▸ **WORK TO DO**:
Filter the entries, keeping every line with the word "министерства".

# start of DATASET ENTRIES

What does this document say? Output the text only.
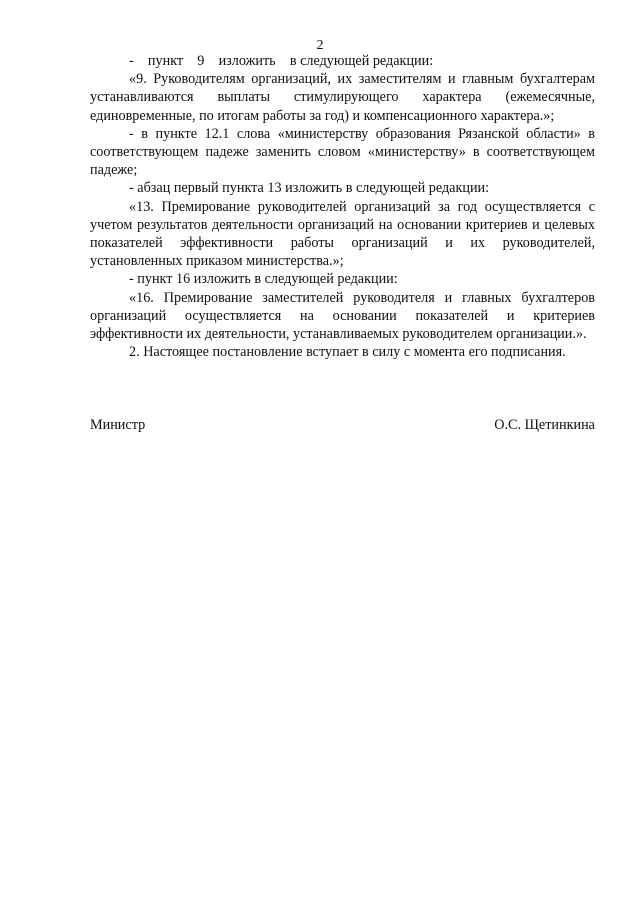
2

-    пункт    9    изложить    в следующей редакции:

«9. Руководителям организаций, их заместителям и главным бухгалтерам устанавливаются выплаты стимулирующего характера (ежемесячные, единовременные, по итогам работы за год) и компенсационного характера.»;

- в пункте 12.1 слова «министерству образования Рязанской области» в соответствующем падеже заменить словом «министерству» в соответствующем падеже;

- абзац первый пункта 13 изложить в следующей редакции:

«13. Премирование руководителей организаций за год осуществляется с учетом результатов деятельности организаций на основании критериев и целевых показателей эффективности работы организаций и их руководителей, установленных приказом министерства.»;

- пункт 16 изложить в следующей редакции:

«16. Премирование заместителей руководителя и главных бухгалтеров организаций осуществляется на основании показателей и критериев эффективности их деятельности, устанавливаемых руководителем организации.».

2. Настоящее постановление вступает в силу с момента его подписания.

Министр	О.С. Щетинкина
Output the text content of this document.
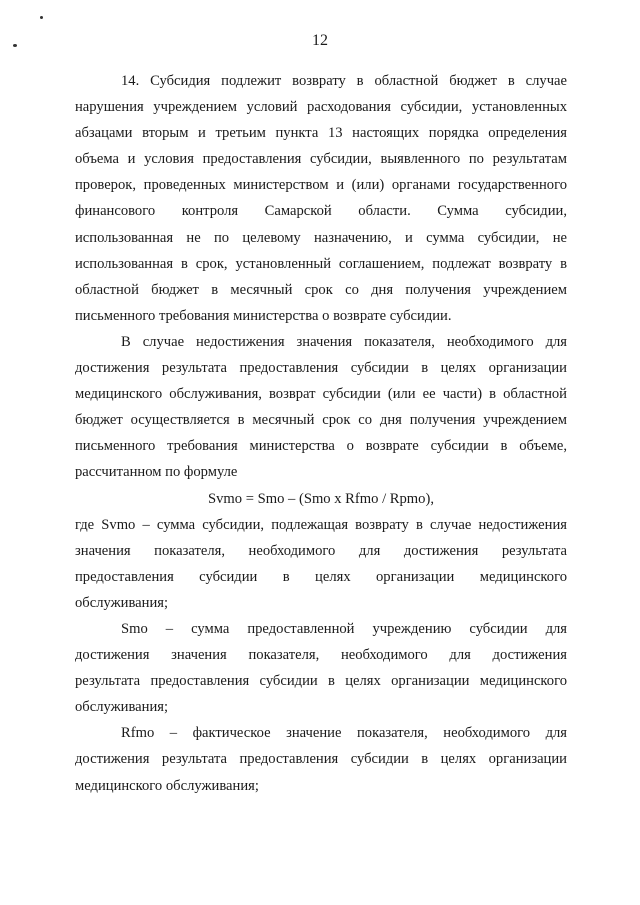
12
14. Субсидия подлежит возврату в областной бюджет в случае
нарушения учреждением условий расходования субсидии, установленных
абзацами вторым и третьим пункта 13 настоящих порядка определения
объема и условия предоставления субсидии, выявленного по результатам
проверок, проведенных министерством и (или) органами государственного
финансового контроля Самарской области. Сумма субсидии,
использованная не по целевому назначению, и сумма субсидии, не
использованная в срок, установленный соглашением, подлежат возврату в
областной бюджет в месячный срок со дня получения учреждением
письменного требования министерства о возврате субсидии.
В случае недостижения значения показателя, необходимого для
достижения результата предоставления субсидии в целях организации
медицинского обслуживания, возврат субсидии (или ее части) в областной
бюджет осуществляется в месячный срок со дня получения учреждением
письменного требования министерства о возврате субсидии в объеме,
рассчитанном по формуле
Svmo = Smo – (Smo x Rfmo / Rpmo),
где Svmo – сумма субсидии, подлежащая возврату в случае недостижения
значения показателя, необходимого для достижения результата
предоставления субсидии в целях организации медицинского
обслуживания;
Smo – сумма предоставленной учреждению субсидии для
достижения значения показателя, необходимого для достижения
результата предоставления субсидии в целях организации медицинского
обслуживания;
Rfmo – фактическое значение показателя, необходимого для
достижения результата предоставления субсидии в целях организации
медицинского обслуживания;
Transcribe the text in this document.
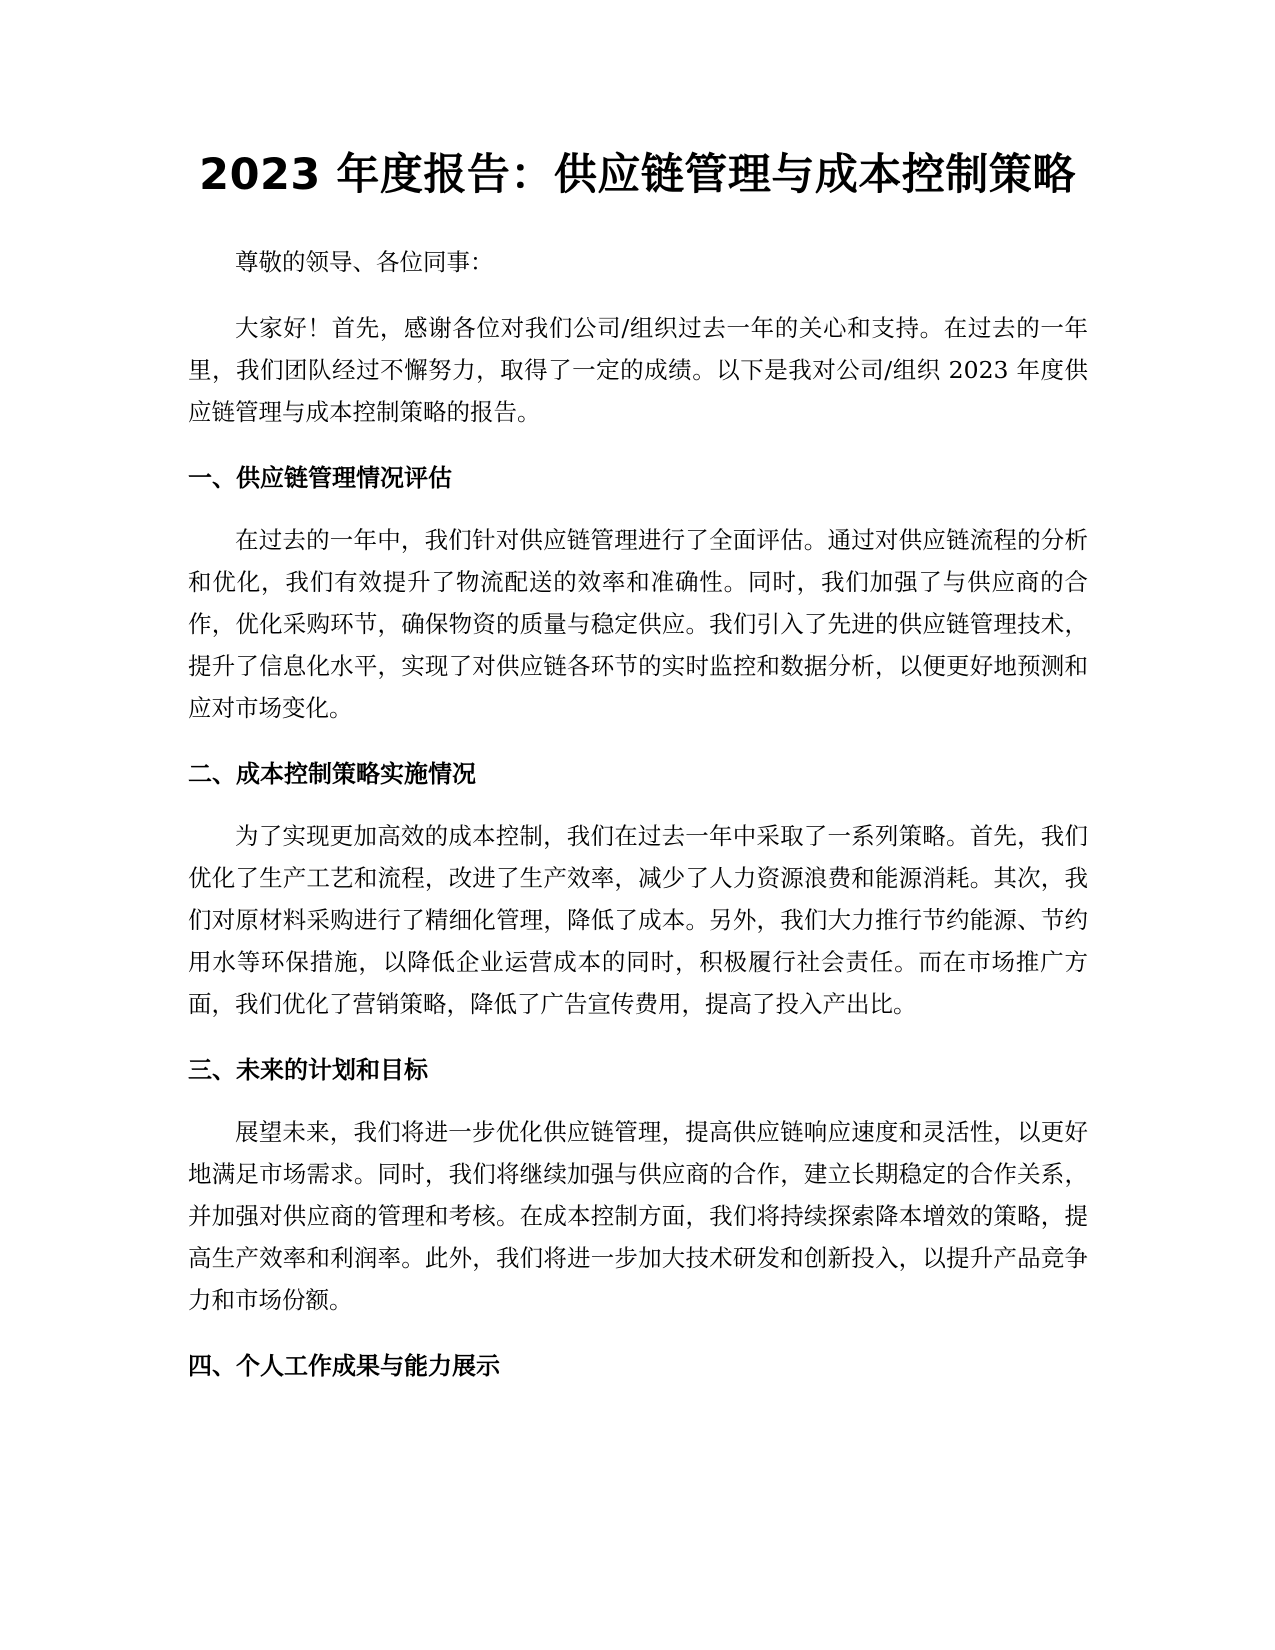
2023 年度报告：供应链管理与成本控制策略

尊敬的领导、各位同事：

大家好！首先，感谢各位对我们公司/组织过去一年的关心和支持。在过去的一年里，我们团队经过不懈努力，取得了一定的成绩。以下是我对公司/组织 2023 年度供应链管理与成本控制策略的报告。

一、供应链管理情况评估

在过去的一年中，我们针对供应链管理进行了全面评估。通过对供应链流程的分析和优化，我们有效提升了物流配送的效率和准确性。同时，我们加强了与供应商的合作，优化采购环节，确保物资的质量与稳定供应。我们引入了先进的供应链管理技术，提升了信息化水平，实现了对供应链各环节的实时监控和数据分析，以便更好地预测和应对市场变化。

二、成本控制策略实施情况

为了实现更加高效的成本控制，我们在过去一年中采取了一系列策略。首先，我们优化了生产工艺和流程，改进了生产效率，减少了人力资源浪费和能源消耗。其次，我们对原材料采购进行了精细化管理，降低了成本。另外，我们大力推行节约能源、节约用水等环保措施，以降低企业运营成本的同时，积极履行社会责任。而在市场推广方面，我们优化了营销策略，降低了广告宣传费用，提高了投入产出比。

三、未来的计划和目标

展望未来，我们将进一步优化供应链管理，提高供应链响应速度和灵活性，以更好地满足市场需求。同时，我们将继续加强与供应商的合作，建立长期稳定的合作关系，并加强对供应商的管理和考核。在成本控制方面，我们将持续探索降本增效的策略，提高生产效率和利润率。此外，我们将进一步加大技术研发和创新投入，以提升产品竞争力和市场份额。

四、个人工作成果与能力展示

# end of DATASET ENTRIES

▸ **OUTPUT OF THE TASK**:
«13. Премирование руководителей организаций за год осуществляется с учетом результатов деятельности организаций на основании критериев и целевых показателей эффективности работы организаций и их руководителей, установленных приказом министерства.»;
письменного требования министерства о возврате субсидии.
письменного требования министерства о возврате субсидии в объеме,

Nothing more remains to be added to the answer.